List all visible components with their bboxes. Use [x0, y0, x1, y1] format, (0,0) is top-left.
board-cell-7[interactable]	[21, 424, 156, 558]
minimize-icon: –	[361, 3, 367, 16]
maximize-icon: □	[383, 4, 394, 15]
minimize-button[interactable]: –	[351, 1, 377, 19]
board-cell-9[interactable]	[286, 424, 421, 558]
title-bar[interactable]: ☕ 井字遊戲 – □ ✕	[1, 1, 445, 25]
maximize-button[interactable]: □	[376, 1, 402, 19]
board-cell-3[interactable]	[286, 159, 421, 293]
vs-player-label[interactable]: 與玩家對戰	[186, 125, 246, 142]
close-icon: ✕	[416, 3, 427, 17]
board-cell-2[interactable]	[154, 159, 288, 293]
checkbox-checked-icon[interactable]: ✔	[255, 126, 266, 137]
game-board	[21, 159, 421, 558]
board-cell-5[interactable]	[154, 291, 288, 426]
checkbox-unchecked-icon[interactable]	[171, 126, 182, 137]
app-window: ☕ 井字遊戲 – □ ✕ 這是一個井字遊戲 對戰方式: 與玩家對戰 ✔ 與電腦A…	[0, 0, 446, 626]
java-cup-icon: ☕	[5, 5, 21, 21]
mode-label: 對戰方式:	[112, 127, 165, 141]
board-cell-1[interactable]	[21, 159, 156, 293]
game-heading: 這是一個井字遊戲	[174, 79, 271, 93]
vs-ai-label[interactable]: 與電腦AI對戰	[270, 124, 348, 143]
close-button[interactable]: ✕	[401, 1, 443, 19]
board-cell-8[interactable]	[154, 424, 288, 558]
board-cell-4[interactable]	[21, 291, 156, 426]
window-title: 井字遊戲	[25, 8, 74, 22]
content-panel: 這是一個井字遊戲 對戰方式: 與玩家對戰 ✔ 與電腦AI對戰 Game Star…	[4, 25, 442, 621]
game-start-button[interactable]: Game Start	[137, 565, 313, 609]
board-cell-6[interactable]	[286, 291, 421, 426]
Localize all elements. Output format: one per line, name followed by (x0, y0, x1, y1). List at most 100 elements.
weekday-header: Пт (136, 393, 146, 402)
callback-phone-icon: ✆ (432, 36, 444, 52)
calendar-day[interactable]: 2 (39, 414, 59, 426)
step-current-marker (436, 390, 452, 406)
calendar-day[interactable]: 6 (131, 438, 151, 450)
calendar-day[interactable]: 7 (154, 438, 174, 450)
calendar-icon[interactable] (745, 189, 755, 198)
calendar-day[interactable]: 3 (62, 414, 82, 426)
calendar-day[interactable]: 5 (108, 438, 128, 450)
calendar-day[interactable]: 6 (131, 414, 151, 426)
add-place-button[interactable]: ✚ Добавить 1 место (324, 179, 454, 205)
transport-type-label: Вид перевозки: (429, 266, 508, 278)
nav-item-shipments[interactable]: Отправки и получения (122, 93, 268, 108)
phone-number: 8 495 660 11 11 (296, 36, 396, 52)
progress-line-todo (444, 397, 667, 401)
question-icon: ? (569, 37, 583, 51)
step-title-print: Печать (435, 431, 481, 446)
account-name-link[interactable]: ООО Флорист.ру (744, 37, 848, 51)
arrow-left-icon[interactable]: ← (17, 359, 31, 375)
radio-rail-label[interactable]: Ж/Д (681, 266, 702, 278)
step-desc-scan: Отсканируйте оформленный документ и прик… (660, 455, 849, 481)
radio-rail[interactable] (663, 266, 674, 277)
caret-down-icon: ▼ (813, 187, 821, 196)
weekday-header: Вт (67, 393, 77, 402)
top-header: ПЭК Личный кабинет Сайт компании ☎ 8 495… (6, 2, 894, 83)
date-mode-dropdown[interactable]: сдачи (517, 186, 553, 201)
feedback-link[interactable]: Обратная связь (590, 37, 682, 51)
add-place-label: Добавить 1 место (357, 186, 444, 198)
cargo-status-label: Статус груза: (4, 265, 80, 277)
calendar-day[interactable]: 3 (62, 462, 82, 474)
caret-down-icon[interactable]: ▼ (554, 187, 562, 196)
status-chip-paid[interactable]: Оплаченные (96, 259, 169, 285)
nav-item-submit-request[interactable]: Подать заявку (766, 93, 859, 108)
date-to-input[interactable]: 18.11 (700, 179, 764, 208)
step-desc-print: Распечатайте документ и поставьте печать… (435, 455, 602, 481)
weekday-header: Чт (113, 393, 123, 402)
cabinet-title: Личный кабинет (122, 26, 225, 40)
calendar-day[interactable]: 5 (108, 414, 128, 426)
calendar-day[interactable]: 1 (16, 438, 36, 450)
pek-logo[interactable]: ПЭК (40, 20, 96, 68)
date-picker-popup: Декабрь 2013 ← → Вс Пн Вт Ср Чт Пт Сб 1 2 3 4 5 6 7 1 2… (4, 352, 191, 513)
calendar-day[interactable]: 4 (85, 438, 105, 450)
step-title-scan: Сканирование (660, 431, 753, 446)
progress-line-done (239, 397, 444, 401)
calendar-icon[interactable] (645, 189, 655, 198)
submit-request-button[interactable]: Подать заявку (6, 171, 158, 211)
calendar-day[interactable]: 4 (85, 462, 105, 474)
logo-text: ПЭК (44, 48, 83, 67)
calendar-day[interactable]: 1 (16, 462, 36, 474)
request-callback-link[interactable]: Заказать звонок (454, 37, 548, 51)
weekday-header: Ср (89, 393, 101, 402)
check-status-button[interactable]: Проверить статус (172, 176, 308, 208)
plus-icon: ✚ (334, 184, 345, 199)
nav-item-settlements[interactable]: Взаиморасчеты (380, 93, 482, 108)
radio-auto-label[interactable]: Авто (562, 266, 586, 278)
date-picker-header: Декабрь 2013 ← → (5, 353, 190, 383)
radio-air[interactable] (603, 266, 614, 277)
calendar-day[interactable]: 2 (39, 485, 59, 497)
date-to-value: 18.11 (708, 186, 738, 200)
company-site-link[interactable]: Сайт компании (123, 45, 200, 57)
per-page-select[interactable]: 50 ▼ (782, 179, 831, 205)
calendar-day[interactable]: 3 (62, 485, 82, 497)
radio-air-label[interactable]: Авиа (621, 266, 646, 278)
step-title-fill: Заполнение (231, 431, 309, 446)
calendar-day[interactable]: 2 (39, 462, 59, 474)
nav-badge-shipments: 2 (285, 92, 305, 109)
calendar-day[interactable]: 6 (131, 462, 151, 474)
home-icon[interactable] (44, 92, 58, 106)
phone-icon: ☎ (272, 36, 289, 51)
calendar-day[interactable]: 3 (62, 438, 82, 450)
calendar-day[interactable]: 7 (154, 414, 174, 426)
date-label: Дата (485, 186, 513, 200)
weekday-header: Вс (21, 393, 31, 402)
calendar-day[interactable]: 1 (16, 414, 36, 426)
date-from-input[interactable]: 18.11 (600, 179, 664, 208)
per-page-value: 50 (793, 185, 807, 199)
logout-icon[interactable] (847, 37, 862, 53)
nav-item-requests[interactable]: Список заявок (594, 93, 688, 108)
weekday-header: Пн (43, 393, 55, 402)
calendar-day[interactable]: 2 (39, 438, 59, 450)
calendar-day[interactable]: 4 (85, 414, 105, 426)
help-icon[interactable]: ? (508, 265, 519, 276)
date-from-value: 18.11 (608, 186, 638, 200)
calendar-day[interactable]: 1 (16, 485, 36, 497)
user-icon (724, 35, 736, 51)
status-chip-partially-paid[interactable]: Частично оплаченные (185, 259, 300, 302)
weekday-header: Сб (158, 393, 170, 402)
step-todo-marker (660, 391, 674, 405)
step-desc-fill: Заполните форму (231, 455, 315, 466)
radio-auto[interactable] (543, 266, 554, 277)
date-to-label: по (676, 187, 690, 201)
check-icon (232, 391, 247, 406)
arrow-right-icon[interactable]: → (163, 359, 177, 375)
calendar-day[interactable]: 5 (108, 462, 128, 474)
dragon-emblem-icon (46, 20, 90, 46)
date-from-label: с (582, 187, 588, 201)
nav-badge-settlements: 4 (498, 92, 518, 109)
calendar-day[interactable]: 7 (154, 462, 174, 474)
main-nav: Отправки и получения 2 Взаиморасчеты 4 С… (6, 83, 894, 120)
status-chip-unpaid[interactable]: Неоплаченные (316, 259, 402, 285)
::::::::
What is expected —
Copy the data above verbatim, from its first line down to the line containing "79, 271, 93]", with both ends included.

Final result —
List all visible components with their bboxes. Use [x0, y0, x1, y1] format, (0,0) is top-left.
board-cell-7[interactable]	[21, 424, 156, 558]
minimize-icon: –	[361, 3, 367, 16]
maximize-icon: □	[383, 4, 394, 15]
minimize-button[interactable]: –	[351, 1, 377, 19]
board-cell-9[interactable]	[286, 424, 421, 558]
title-bar[interactable]: ☕ 井字遊戲 – □ ✕	[1, 1, 445, 25]
maximize-button[interactable]: □	[376, 1, 402, 19]
board-cell-3[interactable]	[286, 159, 421, 293]
vs-player-label[interactable]: 與玩家對戰	[186, 125, 246, 142]
close-icon: ✕	[416, 3, 427, 17]
board-cell-2[interactable]	[154, 159, 288, 293]
checkbox-checked-icon[interactable]: ✔	[255, 126, 266, 137]
game-board	[21, 159, 421, 558]
board-cell-5[interactable]	[154, 291, 288, 426]
checkbox-unchecked-icon[interactable]	[171, 126, 182, 137]
app-window: ☕ 井字遊戲 – □ ✕ 這是一個井字遊戲 對戰方式: 與玩家對戰 ✔ 與電腦A…	[0, 0, 446, 626]
java-cup-icon: ☕	[5, 5, 21, 21]
mode-label: 對戰方式:	[112, 127, 165, 141]
board-cell-1[interactable]	[21, 159, 156, 293]
game-heading: 這是一個井字遊戲	[174, 79, 271, 93]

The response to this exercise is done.